**RECORDS SUPPLIED**:
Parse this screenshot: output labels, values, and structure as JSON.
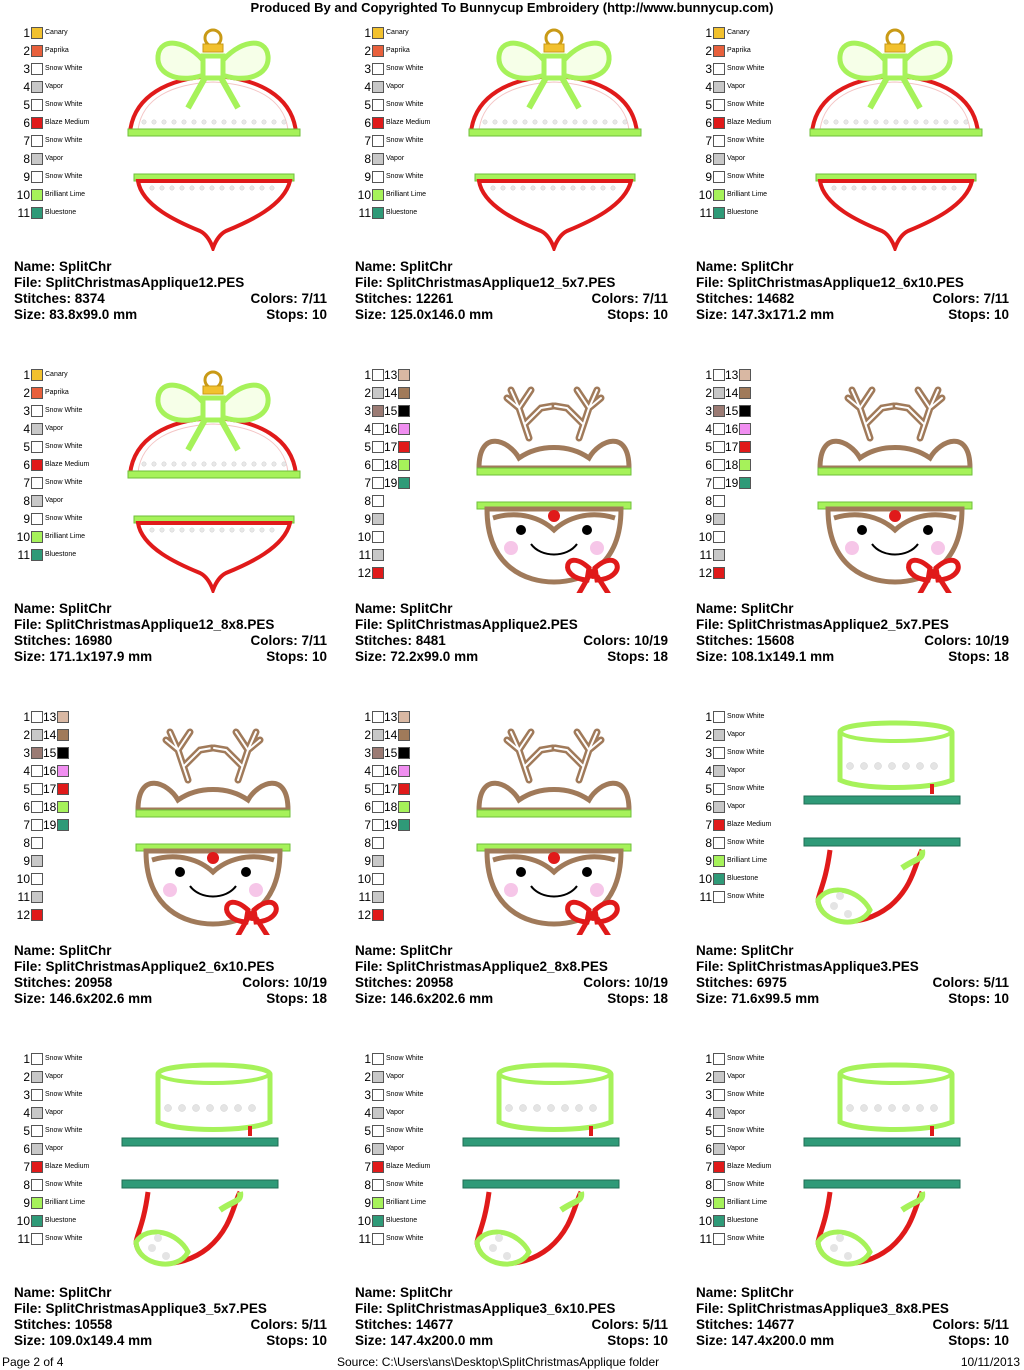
{
  "header": {
    "title": "Produced By and Copyrighted To Bunnycup Embroidery (http://www.bunnycup.com)"
  },
  "footer": {
    "page": "Page 2 of 4",
    "source": "Source: C:\\Users\\ans\\Desktop\\SplitChristmasApplique folder",
    "date": "10/11/2013"
  },
  "colors": {
    "canary": "#f2c12e",
    "paprika": "#e8603c",
    "snow_white": "#ffffff",
    "vapor": "#c8c8c8",
    "blaze_medium": "#e01a1a",
    "brilliant_lime": "#a6f25a",
    "bluestone": "#2f9a78",
    "tan_light": "#d9b8a3",
    "brown": "#a07a5a",
    "mauve": "#9b7b74",
    "black": "#000000",
    "pink": "#f08ef0"
  },
  "palettes": {
    "ornament": [
      {
        "n": "1",
        "name": "Canary",
        "color": "#f2c12e"
      },
      {
        "n": "2",
        "name": "Paprika",
        "color": "#e8603c"
      },
      {
        "n": "3",
        "name": "Snow White",
        "color": "#ffffff"
      },
      {
        "n": "4",
        "name": "Vapor",
        "color": "#c8c8c8"
      },
      {
        "n": "5",
        "name": "Snow White",
        "color": "#ffffff"
      },
      {
        "n": "6",
        "name": "Blaze Medium",
        "color": "#e01a1a"
      },
      {
        "n": "7",
        "name": "Snow White",
        "color": "#ffffff"
      },
      {
        "n": "8",
        "name": "Vapor",
        "color": "#c8c8c8"
      },
      {
        "n": "9",
        "name": "Snow White",
        "color": "#ffffff"
      },
      {
        "n": "10",
        "name": "Brilliant Lime",
        "color": "#a6f25a"
      },
      {
        "n": "11",
        "name": "Bluestone",
        "color": "#2f9a78"
      }
    ],
    "reindeer": [
      {
        "n": "1",
        "color": "#ffffff",
        "n2": "13",
        "color2": "#d9b8a3"
      },
      {
        "n": "2",
        "color": "#c8c8c8",
        "n2": "14",
        "color2": "#a07a5a"
      },
      {
        "n": "3",
        "color": "#9b7b74",
        "n2": "15",
        "color2": "#000000"
      },
      {
        "n": "4",
        "color": "#ffffff",
        "n2": "16",
        "color2": "#f08ef0"
      },
      {
        "n": "5",
        "color": "#ffffff",
        "n2": "17",
        "color2": "#e01a1a"
      },
      {
        "n": "6",
        "color": "#ffffff",
        "n2": "18",
        "color2": "#a6f25a"
      },
      {
        "n": "7",
        "color": "#ffffff",
        "n2": "19",
        "color2": "#2f9a78"
      },
      {
        "n": "8",
        "color": "#ffffff"
      },
      {
        "n": "9",
        "color": "#c8c8c8"
      },
      {
        "n": "10",
        "color": "#ffffff"
      },
      {
        "n": "11",
        "color": "#c8c8c8"
      },
      {
        "n": "12",
        "color": "#e01a1a"
      }
    ],
    "stocking": [
      {
        "n": "1",
        "name": "Snow White",
        "color": "#ffffff"
      },
      {
        "n": "2",
        "name": "Vapor",
        "color": "#c8c8c8"
      },
      {
        "n": "3",
        "name": "Snow White",
        "color": "#ffffff"
      },
      {
        "n": "4",
        "name": "Vapor",
        "color": "#c8c8c8"
      },
      {
        "n": "5",
        "name": "Snow White",
        "color": "#ffffff"
      },
      {
        "n": "6",
        "name": "Vapor",
        "color": "#c8c8c8"
      },
      {
        "n": "7",
        "name": "Blaze Medium",
        "color": "#e01a1a"
      },
      {
        "n": "8",
        "name": "Snow White",
        "color": "#ffffff"
      },
      {
        "n": "9",
        "name": "Brilliant Lime",
        "color": "#a6f25a"
      },
      {
        "n": "10",
        "name": "Bluestone",
        "color": "#2f9a78"
      },
      {
        "n": "11",
        "name": "Snow White",
        "color": "#ffffff"
      }
    ]
  },
  "designs": [
    {
      "kind": "ornament",
      "name": "Name: SplitChr",
      "file": "File: SplitChristmasApplique12.PES",
      "stitches": "Stitches: 8374",
      "colors": "Colors: 7/11",
      "size": "Size: 83.8x99.0 mm",
      "stops": "Stops: 10"
    },
    {
      "kind": "ornament",
      "name": "Name: SplitChr",
      "file": "File: SplitChristmasApplique12_5x7.PES",
      "stitches": "Stitches: 12261",
      "colors": "Colors: 7/11",
      "size": "Size: 125.0x146.0 mm",
      "stops": "Stops: 10"
    },
    {
      "kind": "ornament",
      "name": "Name: SplitChr",
      "file": "File: SplitChristmasApplique12_6x10.PES",
      "stitches": "Stitches: 14682",
      "colors": "Colors: 7/11",
      "size": "Size: 147.3x171.2 mm",
      "stops": "Stops: 10"
    },
    {
      "kind": "ornament",
      "name": "Name: SplitChr",
      "file": "File: SplitChristmasApplique12_8x8.PES",
      "stitches": "Stitches: 16980",
      "colors": "Colors: 7/11",
      "size": "Size: 171.1x197.9 mm",
      "stops": "Stops: 10"
    },
    {
      "kind": "reindeer",
      "name": "Name: SplitChr",
      "file": "File: SplitChristmasApplique2.PES",
      "stitches": "Stitches: 8481",
      "colors": "Colors: 10/19",
      "size": "Size: 72.2x99.0 mm",
      "stops": "Stops: 18"
    },
    {
      "kind": "reindeer",
      "name": "Name: SplitChr",
      "file": "File: SplitChristmasApplique2_5x7.PES",
      "stitches": "Stitches: 15608",
      "colors": "Colors: 10/19",
      "size": "Size: 108.1x149.1 mm",
      "stops": "Stops: 18"
    },
    {
      "kind": "reindeer",
      "name": "Name: SplitChr",
      "file": "File: SplitChristmasApplique2_6x10.PES",
      "stitches": "Stitches: 20958",
      "colors": "Colors: 10/19",
      "size": "Size: 146.6x202.6 mm",
      "stops": "Stops: 18"
    },
    {
      "kind": "reindeer",
      "name": "Name: SplitChr",
      "file": "File: SplitChristmasApplique2_8x8.PES",
      "stitches": "Stitches: 20958",
      "colors": "Colors: 10/19",
      "size": "Size: 146.6x202.6 mm",
      "stops": "Stops: 18"
    },
    {
      "kind": "stocking",
      "name": "Name: SplitChr",
      "file": "File: SplitChristmasApplique3.PES",
      "stitches": "Stitches: 6975",
      "colors": "Colors: 5/11",
      "size": "Size: 71.6x99.5 mm",
      "stops": "Stops: 10"
    },
    {
      "kind": "stocking",
      "name": "Name: SplitChr",
      "file": "File: SplitChristmasApplique3_5x7.PES",
      "stitches": "Stitches: 10558",
      "colors": "Colors: 5/11",
      "size": "Size: 109.0x149.4 mm",
      "stops": "Stops: 10"
    },
    {
      "kind": "stocking",
      "name": "Name: SplitChr",
      "file": "File: SplitChristmasApplique3_6x10.PES",
      "stitches": "Stitches: 14677",
      "colors": "Colors: 5/11",
      "size": "Size: 147.4x200.0 mm",
      "stops": "Stops: 10"
    },
    {
      "kind": "stocking",
      "name": "Name: SplitChr",
      "file": "File: SplitChristmasApplique3_8x8.PES",
      "stitches": "Stitches: 14677",
      "colors": "Colors: 5/11",
      "size": "Size: 147.4x200.0 mm",
      "stops": "Stops: 10"
    }
  ]
}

**TASK DESCRIPTION**: Leave out the pictures and print each record exactly as it stands.

**SOLUTION TO THIS TASK**:
Parse this screenshot: output labels, values, and structure as JSON.
{
  "header": {
    "title": "Produced By and Copyrighted To Bunnycup Embroidery (http://www.bunnycup.com)"
  },
  "footer": {
    "page": "Page 2 of 4",
    "source": "Source: C:\\Users\\ans\\Desktop\\SplitChristmasApplique folder",
    "date": "10/11/2013"
  },
  "colors": {
    "canary": "#f2c12e",
    "paprika": "#e8603c",
    "snow_white": "#ffffff",
    "vapor": "#c8c8c8",
    "blaze_medium": "#e01a1a",
    "brilliant_lime": "#a6f25a",
    "bluestone": "#2f9a78",
    "tan_light": "#d9b8a3",
    "brown": "#a07a5a",
    "mauve": "#9b7b74",
    "black": "#000000",
    "pink": "#f08ef0"
  },
  "palettes": {
    "ornament": [
      {
        "n": "1",
        "name": "Canary",
        "color": "#f2c12e"
      },
      {
        "n": "2",
        "name": "Paprika",
        "color": "#e8603c"
      },
      {
        "n": "3",
        "name": "Snow White",
        "color": "#ffffff"
      },
      {
        "n": "4",
        "name": "Vapor",
        "color": "#c8c8c8"
      },
      {
        "n": "5",
        "name": "Snow White",
        "color": "#ffffff"
      },
      {
        "n": "6",
        "name": "Blaze Medium",
        "color": "#e01a1a"
      },
      {
        "n": "7",
        "name": "Snow White",
        "color": "#ffffff"
      },
      {
        "n": "8",
        "name": "Vapor",
        "color": "#c8c8c8"
      },
      {
        "n": "9",
        "name": "Snow White",
        "color": "#ffffff"
      },
      {
        "n": "10",
        "name": "Brilliant Lime",
        "color": "#a6f25a"
      },
      {
        "n": "11",
        "name": "Bluestone",
        "color": "#2f9a78"
      }
    ],
    "reindeer": [
      {
        "n": "1",
        "color": "#ffffff",
        "n2": "13",
        "color2": "#d9b8a3"
      },
      {
        "n": "2",
        "color": "#c8c8c8",
        "n2": "14",
        "color2": "#a07a5a"
      },
      {
        "n": "3",
        "color": "#9b7b74",
        "n2": "15",
        "color2": "#000000"
      },
      {
        "n": "4",
        "color": "#ffffff",
        "n2": "16",
        "color2": "#f08ef0"
      },
      {
        "n": "5",
        "color": "#ffffff",
        "n2": "17",
        "color2": "#e01a1a"
      },
      {
        "n": "6",
        "color": "#ffffff",
        "n2": "18",
        "color2": "#a6f25a"
      },
      {
        "n": "7",
        "color": "#ffffff",
        "n2": "19",
        "color2": "#2f9a78"
      },
      {
        "n": "8",
        "color": "#ffffff"
      },
      {
        "n": "9",
        "color": "#c8c8c8"
      },
      {
        "n": "10",
        "color": "#ffffff"
      },
      {
        "n": "11",
        "color": "#c8c8c8"
      },
      {
        "n": "12",
        "color": "#e01a1a"
      }
    ],
    "stocking": [
      {
        "n": "1",
        "name": "Snow White",
        "color": "#ffffff"
      },
      {
        "n": "2",
        "name": "Vapor",
        "color": "#c8c8c8"
      },
      {
        "n": "3",
        "name": "Snow White",
        "color": "#ffffff"
      },
      {
        "n": "4",
        "name": "Vapor",
        "color": "#c8c8c8"
      },
      {
        "n": "5",
        "name": "Snow White",
        "color": "#ffffff"
      },
      {
        "n": "6",
        "name": "Vapor",
        "color": "#c8c8c8"
      },
      {
        "n": "7",
        "name": "Blaze Medium",
        "color": "#e01a1a"
      },
      {
        "n": "8",
        "name": "Snow White",
        "color": "#ffffff"
      },
      {
        "n": "9",
        "name": "Brilliant Lime",
        "color": "#a6f25a"
      },
      {
        "n": "10",
        "name": "Bluestone",
        "color": "#2f9a78"
      },
      {
        "n": "11",
        "name": "Snow White",
        "color": "#ffffff"
      }
    ]
  },
  "designs": [
    {
      "kind": "ornament",
      "name": "Name: SplitChr",
      "file": "File: SplitChristmasApplique12.PES",
      "stitches": "Stitches: 8374",
      "colors": "Colors: 7/11",
      "size": "Size: 83.8x99.0 mm",
      "stops": "Stops: 10"
    },
    {
      "kind": "ornament",
      "name": "Name: SplitChr",
      "file": "File: SplitChristmasApplique12_5x7.PES",
      "stitches": "Stitches: 12261",
      "colors": "Colors: 7/11",
      "size": "Size: 125.0x146.0 mm",
      "stops": "Stops: 10"
    },
    {
      "kind": "ornament",
      "name": "Name: SplitChr",
      "file": "File: SplitChristmasApplique12_6x10.PES",
      "stitches": "Stitches: 14682",
      "colors": "Colors: 7/11",
      "size": "Size: 147.3x171.2 mm",
      "stops": "Stops: 10"
    },
    {
      "kind": "ornament",
      "name": "Name: SplitChr",
      "file": "File: SplitChristmasApplique12_8x8.PES",
      "stitches": "Stitches: 16980",
      "colors": "Colors: 7/11",
      "size": "Size: 171.1x197.9 mm",
      "stops": "Stops: 10"
    },
    {
      "kind": "reindeer",
      "name": "Name: SplitChr",
      "file": "File: SplitChristmasApplique2.PES",
      "stitches": "Stitches: 8481",
      "colors": "Colors: 10/19",
      "size": "Size: 72.2x99.0 mm",
      "stops": "Stops: 18"
    },
    {
      "kind": "reindeer",
      "name": "Name: SplitChr",
      "file": "File: SplitChristmasApplique2_5x7.PES",
      "stitches": "Stitches: 15608",
      "colors": "Colors: 10/19",
      "size": "Size: 108.1x149.1 mm",
      "stops": "Stops: 18"
    },
    {
      "kind": "reindeer",
      "name": "Name: SplitChr",
      "file": "File: SplitChristmasApplique2_6x10.PES",
      "stitches": "Stitches: 20958",
      "colors": "Colors: 10/19",
      "size": "Size: 146.6x202.6 mm",
      "stops": "Stops: 18"
    },
    {
      "kind": "reindeer",
      "name": "Name: SplitChr",
      "file": "File: SplitChristmasApplique2_8x8.PES",
      "stitches": "Stitches: 20958",
      "colors": "Colors: 10/19",
      "size": "Size: 146.6x202.6 mm",
      "stops": "Stops: 18"
    },
    {
      "kind": "stocking",
      "name": "Name: SplitChr",
      "file": "File: SplitChristmasApplique3.PES",
      "stitches": "Stitches: 6975",
      "colors": "Colors: 5/11",
      "size": "Size: 71.6x99.5 mm",
      "stops": "Stops: 10"
    },
    {
      "kind": "stocking",
      "name": "Name: SplitChr",
      "file": "File: SplitChristmasApplique3_5x7.PES",
      "stitches": "Stitches: 10558",
      "colors": "Colors: 5/11",
      "size": "Size: 109.0x149.4 mm",
      "stops": "Stops: 10"
    },
    {
      "kind": "stocking",
      "name": "Name: SplitChr",
      "file": "File: SplitChristmasApplique3_6x10.PES",
      "stitches": "Stitches: 14677",
      "colors": "Colors: 5/11",
      "size": "Size: 147.4x200.0 mm",
      "stops": "Stops: 10"
    },
    {
      "kind": "stocking",
      "name": "Name: SplitChr",
      "file": "File: SplitChristmasApplique3_8x8.PES",
      "stitches": "Stitches: 14677",
      "colors": "Colors: 5/11",
      "size": "Size: 147.4x200.0 mm",
      "stops": "Stops: 10"
    }
  ]
}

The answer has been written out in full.